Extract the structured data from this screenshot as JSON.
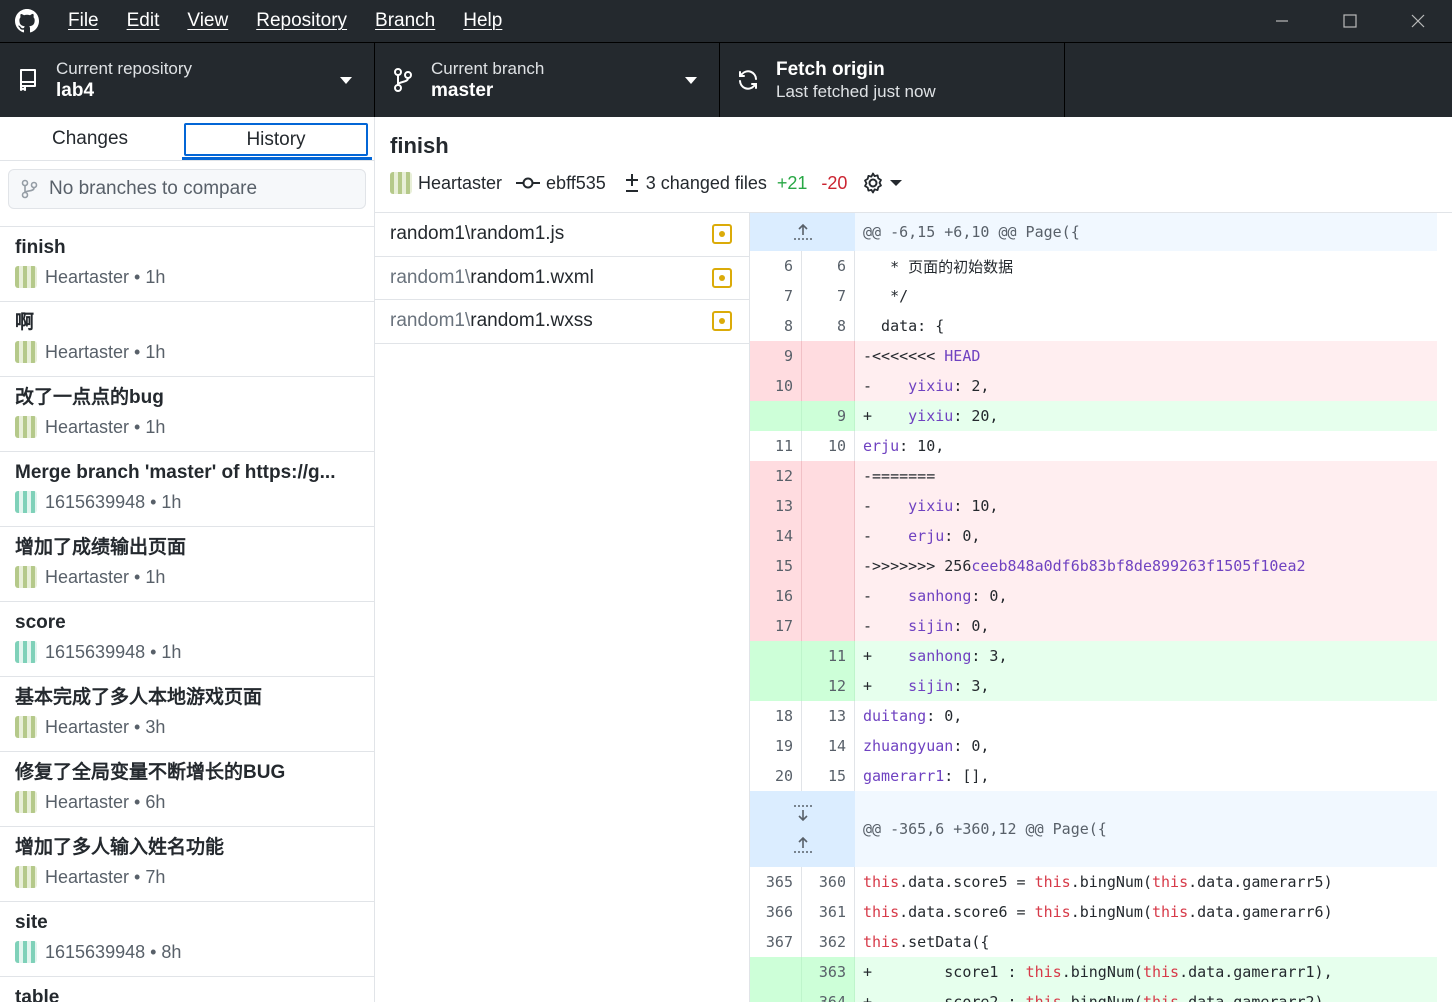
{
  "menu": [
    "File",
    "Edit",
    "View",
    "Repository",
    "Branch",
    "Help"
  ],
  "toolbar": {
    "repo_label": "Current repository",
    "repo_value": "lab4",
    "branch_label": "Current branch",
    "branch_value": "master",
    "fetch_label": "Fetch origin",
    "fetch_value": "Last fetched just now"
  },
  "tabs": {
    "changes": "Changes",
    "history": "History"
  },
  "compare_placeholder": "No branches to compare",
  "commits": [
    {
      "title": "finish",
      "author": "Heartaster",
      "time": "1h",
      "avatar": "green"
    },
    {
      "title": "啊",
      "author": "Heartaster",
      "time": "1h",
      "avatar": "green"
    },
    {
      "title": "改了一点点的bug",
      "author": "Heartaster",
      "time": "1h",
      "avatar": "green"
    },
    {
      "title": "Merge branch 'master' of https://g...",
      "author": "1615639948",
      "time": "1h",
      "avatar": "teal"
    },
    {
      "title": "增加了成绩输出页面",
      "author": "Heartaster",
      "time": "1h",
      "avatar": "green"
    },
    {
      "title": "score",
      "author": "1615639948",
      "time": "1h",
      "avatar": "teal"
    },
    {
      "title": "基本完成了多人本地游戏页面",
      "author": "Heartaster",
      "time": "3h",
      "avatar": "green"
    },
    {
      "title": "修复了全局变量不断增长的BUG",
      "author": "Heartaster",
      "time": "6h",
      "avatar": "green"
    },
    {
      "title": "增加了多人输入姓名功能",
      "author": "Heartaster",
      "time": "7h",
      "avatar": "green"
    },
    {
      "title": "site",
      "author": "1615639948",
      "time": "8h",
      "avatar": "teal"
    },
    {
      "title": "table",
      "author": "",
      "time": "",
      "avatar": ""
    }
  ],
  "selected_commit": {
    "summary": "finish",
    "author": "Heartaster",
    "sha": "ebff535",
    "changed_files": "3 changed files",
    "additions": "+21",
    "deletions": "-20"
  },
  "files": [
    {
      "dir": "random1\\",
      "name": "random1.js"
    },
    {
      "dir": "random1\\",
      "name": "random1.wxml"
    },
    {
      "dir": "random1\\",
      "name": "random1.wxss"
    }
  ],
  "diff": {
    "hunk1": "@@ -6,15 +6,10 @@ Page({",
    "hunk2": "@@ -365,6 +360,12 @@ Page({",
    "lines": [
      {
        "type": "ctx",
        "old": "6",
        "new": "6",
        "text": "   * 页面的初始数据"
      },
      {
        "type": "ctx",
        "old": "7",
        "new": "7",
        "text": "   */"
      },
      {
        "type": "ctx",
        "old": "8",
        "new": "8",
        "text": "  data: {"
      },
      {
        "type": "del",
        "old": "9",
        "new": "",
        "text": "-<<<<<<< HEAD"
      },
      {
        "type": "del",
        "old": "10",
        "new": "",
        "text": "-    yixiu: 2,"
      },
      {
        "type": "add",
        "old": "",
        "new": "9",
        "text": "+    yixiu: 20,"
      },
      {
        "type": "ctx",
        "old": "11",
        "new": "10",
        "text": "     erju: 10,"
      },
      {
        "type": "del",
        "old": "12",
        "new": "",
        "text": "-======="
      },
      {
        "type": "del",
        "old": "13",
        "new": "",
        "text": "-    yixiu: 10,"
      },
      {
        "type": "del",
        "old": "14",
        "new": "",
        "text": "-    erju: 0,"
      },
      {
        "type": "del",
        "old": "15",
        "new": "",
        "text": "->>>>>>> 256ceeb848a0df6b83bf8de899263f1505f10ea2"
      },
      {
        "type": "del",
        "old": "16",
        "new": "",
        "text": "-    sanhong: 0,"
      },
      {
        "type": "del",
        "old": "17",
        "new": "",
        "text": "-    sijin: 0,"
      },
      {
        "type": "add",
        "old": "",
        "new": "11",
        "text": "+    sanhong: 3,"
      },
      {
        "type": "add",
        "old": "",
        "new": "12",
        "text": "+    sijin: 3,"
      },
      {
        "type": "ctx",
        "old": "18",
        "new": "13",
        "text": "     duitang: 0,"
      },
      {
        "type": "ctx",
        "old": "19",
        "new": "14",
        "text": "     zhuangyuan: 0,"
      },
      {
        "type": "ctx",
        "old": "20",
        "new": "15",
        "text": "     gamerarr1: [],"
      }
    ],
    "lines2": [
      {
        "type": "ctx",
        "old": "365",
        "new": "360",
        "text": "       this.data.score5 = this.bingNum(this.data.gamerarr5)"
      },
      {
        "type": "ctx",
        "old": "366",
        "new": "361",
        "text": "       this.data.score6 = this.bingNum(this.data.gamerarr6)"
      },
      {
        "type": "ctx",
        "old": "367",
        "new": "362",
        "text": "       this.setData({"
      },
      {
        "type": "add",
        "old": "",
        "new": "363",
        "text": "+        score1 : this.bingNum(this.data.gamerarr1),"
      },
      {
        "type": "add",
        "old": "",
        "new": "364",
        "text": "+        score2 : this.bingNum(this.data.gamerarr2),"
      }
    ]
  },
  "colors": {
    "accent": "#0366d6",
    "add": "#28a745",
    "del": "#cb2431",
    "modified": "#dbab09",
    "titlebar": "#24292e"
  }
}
☆ ☆ ☆ ☆ ☆ ☆ ☆
*THE PROBLEM*: Determine the number of lines containing "yixiu". Write only that number.

*OUTPUT BELOW*: 3